#### THE REQUEST:
Copy each line of the material below that includes the string "Nitrogen".

§

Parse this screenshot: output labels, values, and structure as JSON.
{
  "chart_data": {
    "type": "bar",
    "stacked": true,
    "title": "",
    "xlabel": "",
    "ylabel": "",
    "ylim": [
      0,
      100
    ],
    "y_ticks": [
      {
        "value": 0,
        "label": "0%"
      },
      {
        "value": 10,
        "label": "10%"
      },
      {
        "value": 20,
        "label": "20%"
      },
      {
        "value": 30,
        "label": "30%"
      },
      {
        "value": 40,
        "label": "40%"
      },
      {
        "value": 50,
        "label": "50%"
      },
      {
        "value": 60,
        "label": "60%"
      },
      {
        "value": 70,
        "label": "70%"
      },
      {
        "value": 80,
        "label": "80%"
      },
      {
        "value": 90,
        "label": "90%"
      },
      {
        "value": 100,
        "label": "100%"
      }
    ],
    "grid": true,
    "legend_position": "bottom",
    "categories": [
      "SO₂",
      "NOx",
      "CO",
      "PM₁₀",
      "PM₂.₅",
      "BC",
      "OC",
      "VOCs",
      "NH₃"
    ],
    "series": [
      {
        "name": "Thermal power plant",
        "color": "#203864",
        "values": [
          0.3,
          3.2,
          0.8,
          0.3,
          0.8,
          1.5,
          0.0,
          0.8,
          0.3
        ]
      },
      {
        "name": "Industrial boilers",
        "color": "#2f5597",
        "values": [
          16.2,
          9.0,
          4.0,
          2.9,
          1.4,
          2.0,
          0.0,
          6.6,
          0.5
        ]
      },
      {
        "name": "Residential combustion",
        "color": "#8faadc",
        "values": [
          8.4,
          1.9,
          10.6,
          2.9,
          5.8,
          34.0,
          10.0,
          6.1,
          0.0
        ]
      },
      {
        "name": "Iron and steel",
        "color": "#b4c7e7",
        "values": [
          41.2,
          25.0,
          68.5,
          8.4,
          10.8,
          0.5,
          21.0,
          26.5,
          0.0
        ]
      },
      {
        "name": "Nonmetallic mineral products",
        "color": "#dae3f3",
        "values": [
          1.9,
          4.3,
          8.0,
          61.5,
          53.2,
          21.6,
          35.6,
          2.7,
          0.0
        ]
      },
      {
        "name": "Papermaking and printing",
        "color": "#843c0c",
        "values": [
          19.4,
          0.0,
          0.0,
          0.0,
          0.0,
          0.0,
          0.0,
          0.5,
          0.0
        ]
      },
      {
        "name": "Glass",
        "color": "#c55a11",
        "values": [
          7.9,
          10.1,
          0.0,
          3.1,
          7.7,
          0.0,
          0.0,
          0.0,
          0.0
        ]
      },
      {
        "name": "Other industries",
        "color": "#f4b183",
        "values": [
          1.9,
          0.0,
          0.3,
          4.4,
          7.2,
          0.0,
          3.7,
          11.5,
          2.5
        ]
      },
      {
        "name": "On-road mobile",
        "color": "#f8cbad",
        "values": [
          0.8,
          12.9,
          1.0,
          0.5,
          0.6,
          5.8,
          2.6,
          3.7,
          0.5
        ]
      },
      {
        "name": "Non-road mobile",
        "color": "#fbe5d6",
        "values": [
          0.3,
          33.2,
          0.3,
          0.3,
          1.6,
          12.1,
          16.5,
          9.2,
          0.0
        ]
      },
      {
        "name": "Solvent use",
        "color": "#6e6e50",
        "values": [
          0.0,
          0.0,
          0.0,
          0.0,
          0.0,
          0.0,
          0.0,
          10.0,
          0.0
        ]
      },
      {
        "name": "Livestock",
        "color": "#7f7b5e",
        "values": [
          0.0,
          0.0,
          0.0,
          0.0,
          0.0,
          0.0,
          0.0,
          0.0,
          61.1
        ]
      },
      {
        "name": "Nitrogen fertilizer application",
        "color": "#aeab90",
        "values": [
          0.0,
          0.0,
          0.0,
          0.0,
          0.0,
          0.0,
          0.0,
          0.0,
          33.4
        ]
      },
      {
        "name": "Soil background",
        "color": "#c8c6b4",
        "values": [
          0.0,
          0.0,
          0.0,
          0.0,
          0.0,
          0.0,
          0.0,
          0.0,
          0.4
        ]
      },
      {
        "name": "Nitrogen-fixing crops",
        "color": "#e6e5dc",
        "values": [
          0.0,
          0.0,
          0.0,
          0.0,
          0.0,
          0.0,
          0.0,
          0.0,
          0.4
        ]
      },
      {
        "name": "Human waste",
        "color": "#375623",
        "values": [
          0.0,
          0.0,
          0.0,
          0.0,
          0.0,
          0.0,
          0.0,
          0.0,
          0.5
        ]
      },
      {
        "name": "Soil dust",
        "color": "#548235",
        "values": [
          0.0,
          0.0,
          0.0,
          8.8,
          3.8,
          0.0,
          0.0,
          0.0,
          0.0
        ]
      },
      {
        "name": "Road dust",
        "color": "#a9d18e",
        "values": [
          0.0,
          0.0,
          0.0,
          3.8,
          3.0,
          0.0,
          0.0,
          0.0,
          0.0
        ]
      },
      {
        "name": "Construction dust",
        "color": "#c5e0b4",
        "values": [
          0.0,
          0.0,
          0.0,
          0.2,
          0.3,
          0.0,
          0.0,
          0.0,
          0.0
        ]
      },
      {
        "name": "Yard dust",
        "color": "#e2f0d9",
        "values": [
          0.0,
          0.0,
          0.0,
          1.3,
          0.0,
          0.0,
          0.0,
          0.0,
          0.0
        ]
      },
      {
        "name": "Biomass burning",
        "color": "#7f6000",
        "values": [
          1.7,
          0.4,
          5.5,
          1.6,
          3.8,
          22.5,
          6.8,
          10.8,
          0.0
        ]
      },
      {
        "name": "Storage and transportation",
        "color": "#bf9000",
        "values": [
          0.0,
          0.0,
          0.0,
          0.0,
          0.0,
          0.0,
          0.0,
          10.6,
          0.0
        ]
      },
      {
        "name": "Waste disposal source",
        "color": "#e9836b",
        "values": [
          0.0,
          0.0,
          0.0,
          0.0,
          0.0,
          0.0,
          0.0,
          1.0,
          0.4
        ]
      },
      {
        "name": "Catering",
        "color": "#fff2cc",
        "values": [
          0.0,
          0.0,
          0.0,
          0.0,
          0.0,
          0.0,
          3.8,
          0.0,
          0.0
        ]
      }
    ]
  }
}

§

#### RESULT OF THE EXERCISE:
        "name": "Nitrogen fertilizer application",
        "name": "Nitrogen-fixing crops",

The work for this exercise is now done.